Task to carry out: Provide an exact copy of the data, excluding the images.

--- Data supplied ---

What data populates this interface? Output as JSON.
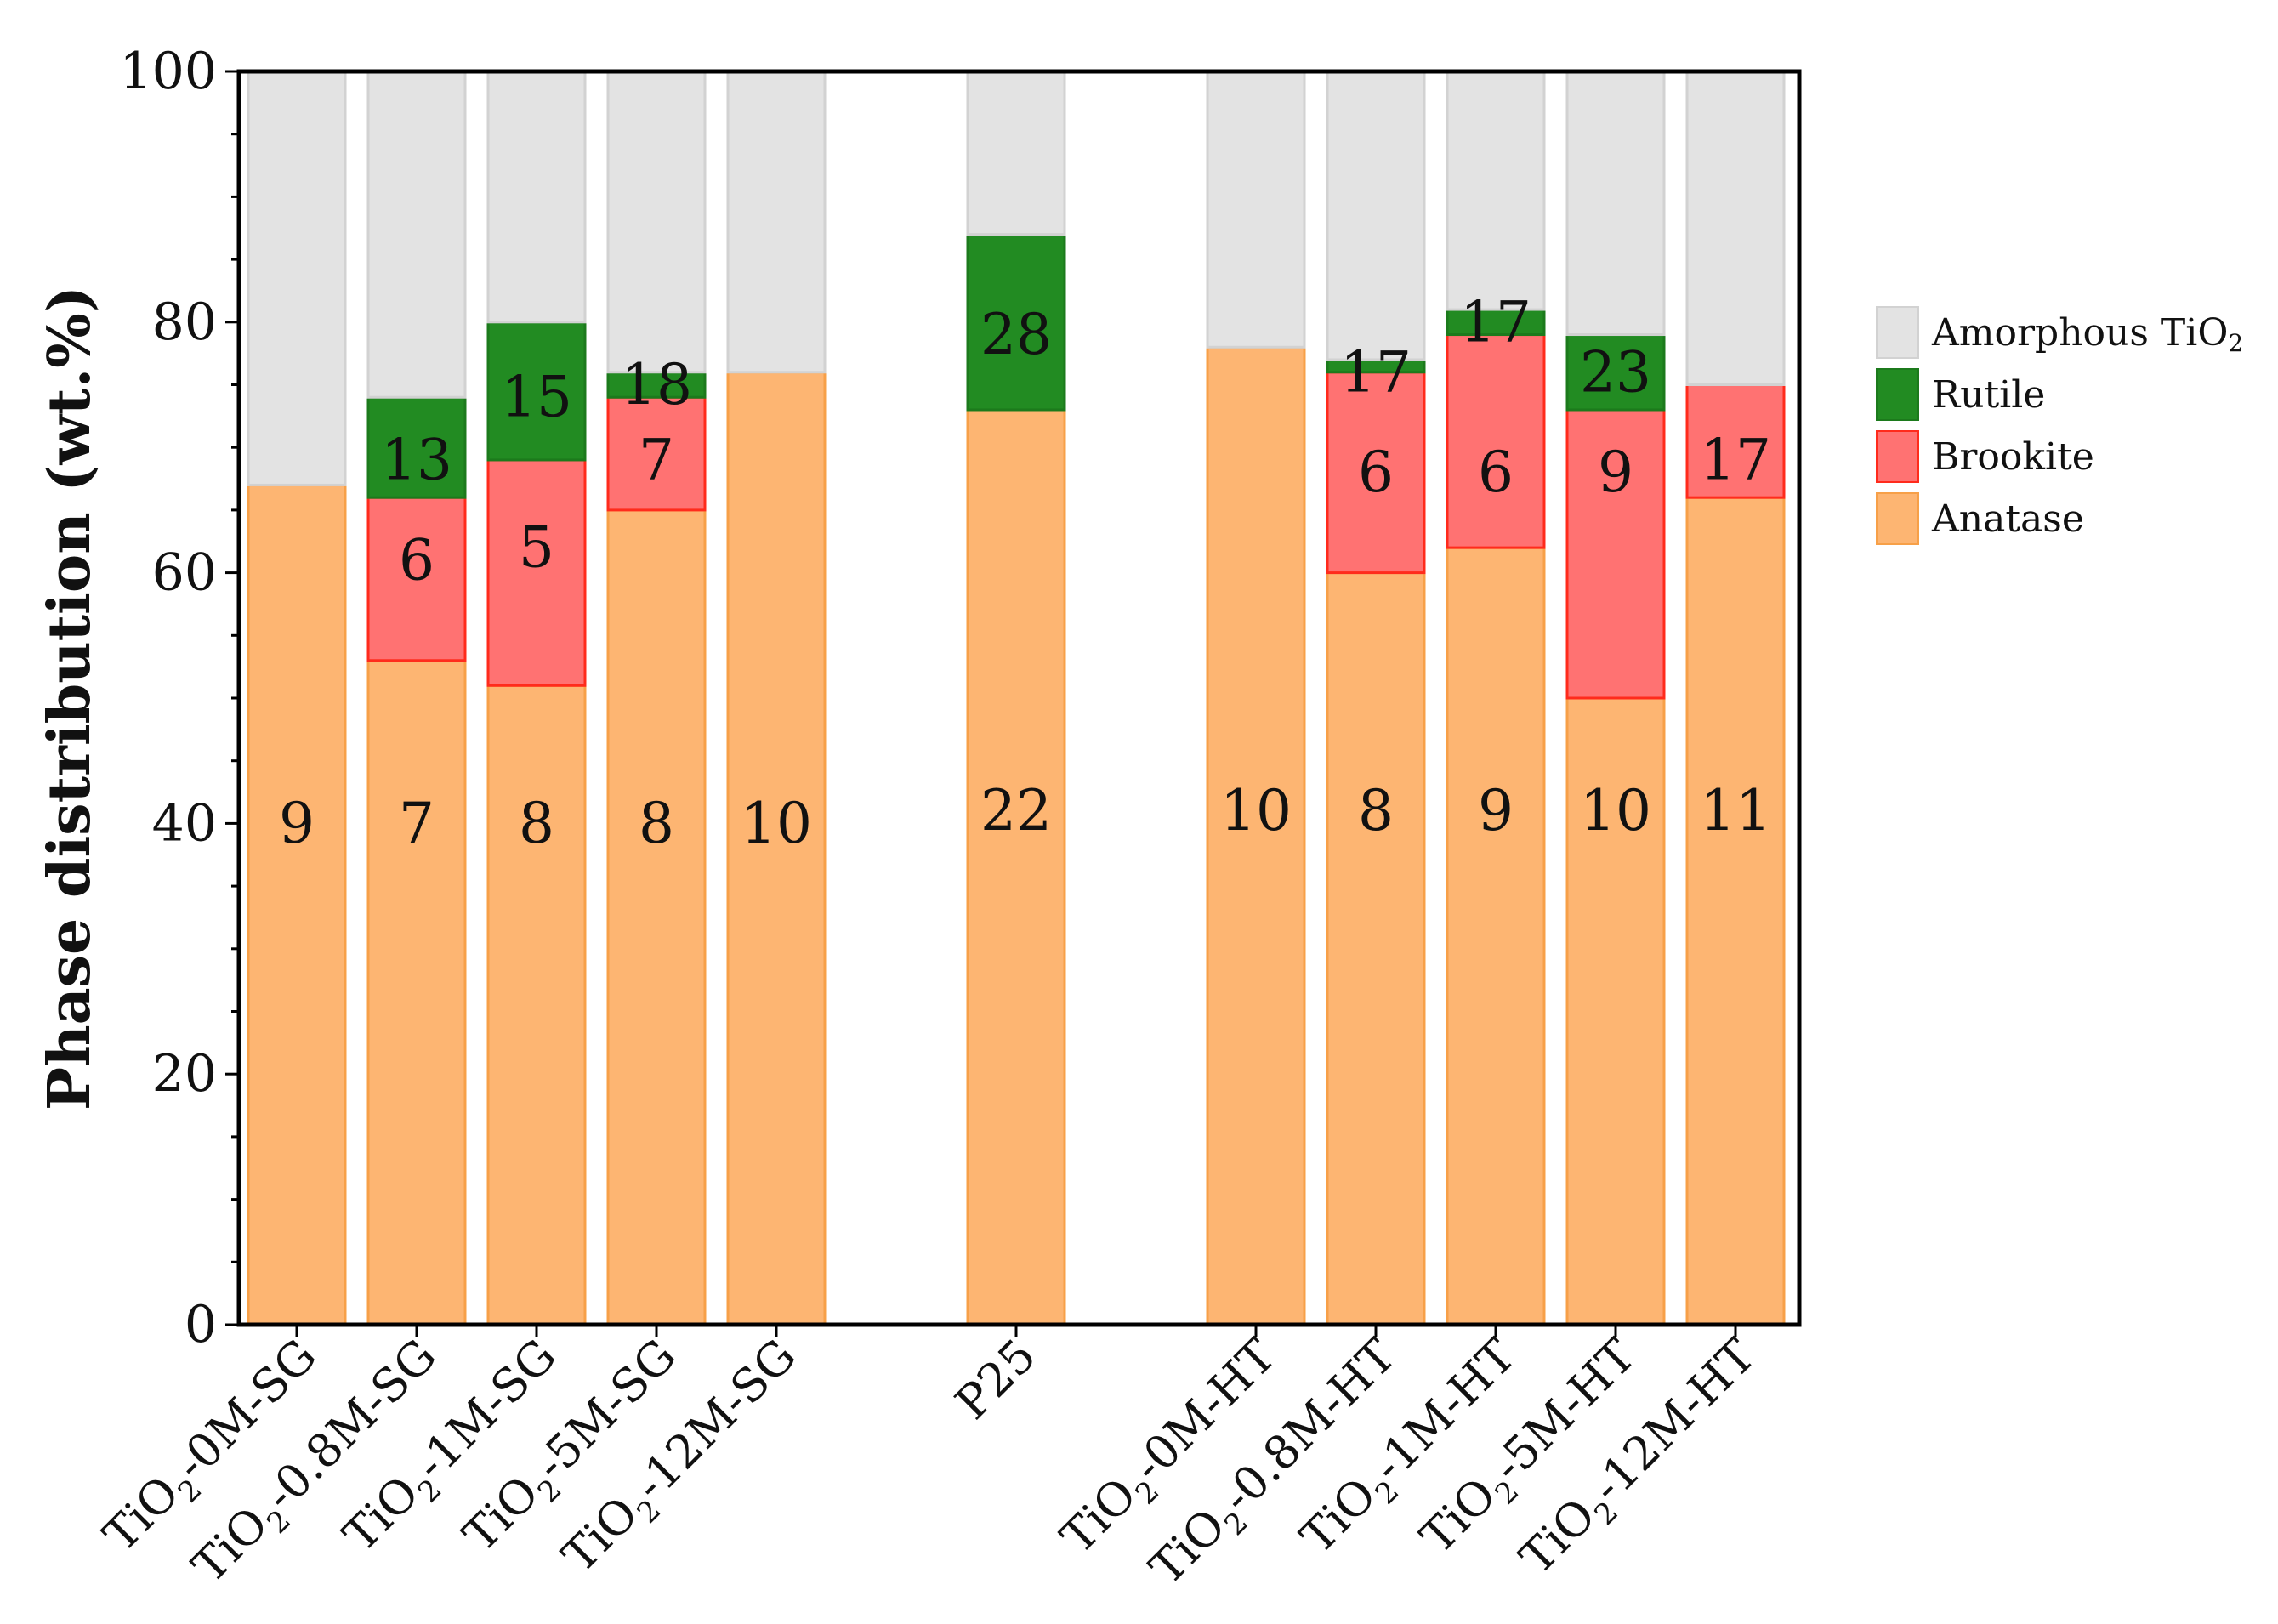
{
  "chart_data": {
    "type": "bar",
    "stacked": true,
    "title": "",
    "xlabel": "",
    "ylabel": "Phase distribution (wt.%)",
    "ylim": [
      0,
      100
    ],
    "yticks": [
      "0",
      "20",
      "40",
      "60",
      "80",
      "100"
    ],
    "categories": [
      {
        "pre": "TiO",
        "sub": "2",
        "post": "-0M-SG"
      },
      {
        "pre": "TiO",
        "sub": "2",
        "post": "-0.8M-SG"
      },
      {
        "pre": "TiO",
        "sub": "2",
        "post": "-1M-SG"
      },
      {
        "pre": "TiO",
        "sub": "2",
        "post": "-5M-SG"
      },
      {
        "pre": "TiO",
        "sub": "2",
        "post": "-12M-SG"
      },
      {
        "pre": "P25",
        "sub": "",
        "post": ""
      },
      {
        "pre": "TiO",
        "sub": "2",
        "post": "-0M-HT"
      },
      {
        "pre": "TiO",
        "sub": "2",
        "post": "-0.8M-HT"
      },
      {
        "pre": "TiO",
        "sub": "2",
        "post": "-1M-HT"
      },
      {
        "pre": "TiO",
        "sub": "2",
        "post": "-5M-HT"
      },
      {
        "pre": "TiO",
        "sub": "2",
        "post": "-12M-HT"
      }
    ],
    "positions": [
      0,
      1,
      2,
      3,
      4,
      6,
      8,
      9,
      10,
      11,
      12
    ],
    "series": [
      {
        "name": "Anatase",
        "color": "#FDB572",
        "edge": "#F7A048",
        "values": [
          67,
          53,
          51,
          65,
          76,
          73,
          78,
          60,
          62,
          50,
          66
        ],
        "labels": [
          "9",
          "7",
          "8",
          "8",
          "10",
          "22",
          "10",
          "8",
          "9",
          "10",
          "11"
        ],
        "label_y": [
          40,
          40,
          40,
          40,
          40,
          41,
          41,
          41,
          41,
          41,
          41
        ]
      },
      {
        "name": "Brookite",
        "color": "#FF7272",
        "edge": "#FF2B1C",
        "values": [
          0,
          13,
          18,
          9,
          0,
          0,
          0,
          16,
          17,
          23,
          9
        ],
        "labels": [
          "",
          "6",
          "5",
          "7",
          "",
          "",
          "",
          "6",
          "6",
          "9",
          "17"
        ],
        "label_y": [
          0,
          61,
          62,
          69,
          0,
          0,
          0,
          68,
          68,
          68,
          69
        ]
      },
      {
        "name": "Rutile",
        "color": "#228B22",
        "edge": "#1C7A1C",
        "values": [
          0,
          8,
          11,
          2,
          0,
          14,
          0,
          1,
          2,
          6,
          0
        ],
        "labels": [
          "",
          "13",
          "15",
          "18",
          "",
          "28",
          "",
          "17",
          "17",
          "23",
          ""
        ],
        "label_y": [
          0,
          69,
          74,
          75,
          0,
          79,
          0,
          76,
          80,
          76,
          0
        ]
      },
      {
        "name": "Amorphous TiO",
        "name_sub": "2",
        "color": "#E3E3E3",
        "edge": "#D2D2D2",
        "values": [
          33,
          26,
          20,
          24,
          24,
          13,
          22,
          23,
          19,
          21,
          25
        ],
        "labels": [
          "",
          "",
          "",
          "",
          "",
          "",
          "",
          "",
          "",
          "",
          ""
        ],
        "label_y": [
          0,
          0,
          0,
          0,
          0,
          0,
          0,
          0,
          0,
          0,
          0
        ]
      }
    ],
    "legend_order": [
      "Amorphous TiO",
      "Rutile",
      "Brookite",
      "Anatase"
    ],
    "legend_location": "right"
  }
}
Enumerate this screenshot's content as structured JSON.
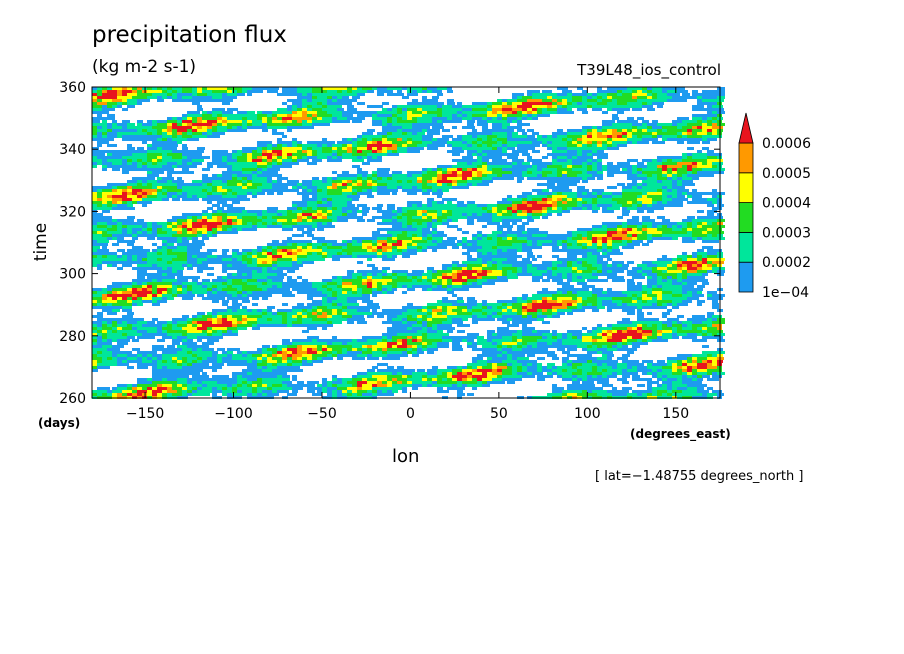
{
  "chart_data": {
    "type": "heatmap",
    "title": "precipitation flux",
    "units": "(kg m-2 s-1)",
    "run_name": "T39L48_ios_control",
    "xlabel": "lon",
    "ylabel": "time",
    "x_unit": "(degrees_east)",
    "y_unit": "(days)",
    "xlim": [
      -180,
      175
    ],
    "ylim": [
      260,
      360
    ],
    "x_ticks": [
      -150,
      -100,
      -50,
      0,
      50,
      100,
      150
    ],
    "x_tick_labels": [
      "−150",
      "−100",
      "−50",
      "0",
      "50",
      "100",
      "150"
    ],
    "y_ticks": [
      260,
      280,
      300,
      320,
      340,
      360
    ],
    "y_tick_labels": [
      "260",
      "280",
      "300",
      "320",
      "340",
      "360"
    ],
    "colorbar": {
      "levels": [
        0.0001,
        0.0002,
        0.0003,
        0.0004,
        0.0005,
        0.0006
      ],
      "labels": [
        "1e−04",
        "0.0002",
        "0.0003",
        "0.0004",
        "0.0005",
        "0.0006"
      ],
      "colors": [
        "#1e9bf0",
        "#00e69b",
        "#22dc22",
        "#ffff00",
        "#ff9900",
        "#e8141e"
      ],
      "extend": "max"
    },
    "footnote": "[ lat=−1.48755 degrees_north ]",
    "grid": false
  }
}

---

Output below:
What data populates this interface? Output as JSON.
{
  "chart_data": {
    "type": "bar",
    "stacked": true,
    "title": "",
    "xlabel": "",
    "ylabel": "Phase distribution (wt.%)",
    "ylim": [
      0,
      100
    ],
    "yticks": [
      "0",
      "20",
      "40",
      "60",
      "80",
      "100"
    ],
    "categories": [
      {
        "pre": "TiO",
        "sub": "2",
        "post": "-0M-SG"
      },
      {
        "pre": "TiO",
        "sub": "2",
        "post": "-0.8M-SG"
      },
      {
        "pre": "TiO",
        "sub": "2",
        "post": "-1M-SG"
      },
      {
        "pre": "TiO",
        "sub": "2",
        "post": "-5M-SG"
      },
      {
        "pre": "TiO",
        "sub": "2",
        "post": "-12M-SG"
      },
      {
        "pre": "P25",
        "sub": "",
        "post": ""
      },
      {
        "pre": "TiO",
        "sub": "2",
        "post": "-0M-HT"
      },
      {
        "pre": "TiO",
        "sub": "2",
        "post": "-0.8M-HT"
      },
      {
        "pre": "TiO",
        "sub": "2",
        "post": "-1M-HT"
      },
      {
        "pre": "TiO",
        "sub": "2",
        "post": "-5M-HT"
      },
      {
        "pre": "TiO",
        "sub": "2",
        "post": "-12M-HT"
      }
    ],
    "positions": [
      0,
      1,
      2,
      3,
      4,
      6,
      8,
      9,
      10,
      11,
      12
    ],
    "series": [
      {
        "name": "Anatase",
        "color": "#FDB572",
        "edge": "#F7A048",
        "values": [
          67,
          53,
          51,
          65,
          76,
          73,
          78,
          60,
          62,
          50,
          66
        ],
        "labels": [
          "9",
          "7",
          "8",
          "8",
          "10",
          "22",
          "10",
          "8",
          "9",
          "10",
          "11"
        ],
        "label_y": [
          40,
          40,
          40,
          40,
          40,
          41,
          41,
          41,
          41,
          41,
          41
        ]
      },
      {
        "name": "Brookite",
        "color": "#FF7272",
        "edge": "#FF2B1C",
        "values": [
          0,
          13,
          18,
          9,
          0,
          0,
          0,
          16,
          17,
          23,
          9
        ],
        "labels": [
          "",
          "6",
          "5",
          "7",
          "",
          "",
          "",
          "6",
          "6",
          "9",
          "17"
        ],
        "label_y": [
          0,
          61,
          62,
          69,
          0,
          0,
          0,
          68,
          68,
          68,
          69
        ]
      },
      {
        "name": "Rutile",
        "color": "#228B22",
        "edge": "#1C7A1C",
        "values": [
          0,
          8,
          11,
          2,
          0,
          14,
          0,
          1,
          2,
          6,
          0
        ],
        "labels": [
          "",
          "13",
          "15",
          "18",
          "",
          "28",
          "",
          "17",
          "17",
          "23",
          ""
        ],
        "label_y": [
          0,
          69,
          74,
          75,
          0,
          79,
          0,
          76,
          80,
          76,
          0
        ]
      },
      {
        "name": "Amorphous TiO",
        "name_sub": "2",
        "color": "#E3E3E3",
        "edge": "#D2D2D2",
        "values": [
          33,
          26,
          20,
          24,
          24,
          13,
          22,
          23,
          19,
          21,
          25
        ],
        "labels": [
          "",
          "",
          "",
          "",
          "",
          "",
          "",
          "",
          "",
          "",
          ""
        ],
        "label_y": [
          0,
          0,
          0,
          0,
          0,
          0,
          0,
          0,
          0,
          0,
          0
        ]
      }
    ],
    "legend_order": [
      "Amorphous TiO",
      "Rutile",
      "Brookite",
      "Anatase"
    ],
    "legend_location": "right"
  }
}
Enumerate this screenshot's content as structured JSON.
{
  "chart_data": {
    "type": "heatmap",
    "title": "precipitation flux",
    "units": "(kg m-2 s-1)",
    "run_name": "T39L48_ios_control",
    "xlabel": "lon",
    "ylabel": "time",
    "x_unit": "(degrees_east)",
    "y_unit": "(days)",
    "xlim": [
      -180,
      175
    ],
    "ylim": [
      260,
      360
    ],
    "x_ticks": [
      -150,
      -100,
      -50,
      0,
      50,
      100,
      150
    ],
    "x_tick_labels": [
      "−150",
      "−100",
      "−50",
      "0",
      "50",
      "100",
      "150"
    ],
    "y_ticks": [
      260,
      280,
      300,
      320,
      340,
      360
    ],
    "y_tick_labels": [
      "260",
      "280",
      "300",
      "320",
      "340",
      "360"
    ],
    "colorbar": {
      "levels": [
        0.0001,
        0.0002,
        0.0003,
        0.0004,
        0.0005,
        0.0006
      ],
      "labels": [
        "1e−04",
        "0.0002",
        "0.0003",
        "0.0004",
        "0.0005",
        "0.0006"
      ],
      "colors": [
        "#1e9bf0",
        "#00e69b",
        "#22dc22",
        "#ffff00",
        "#ff9900",
        "#e8141e"
      ],
      "extend": "max"
    },
    "footnote": "[ lat=−1.48755 degrees_north ]",
    "grid": false
  }
}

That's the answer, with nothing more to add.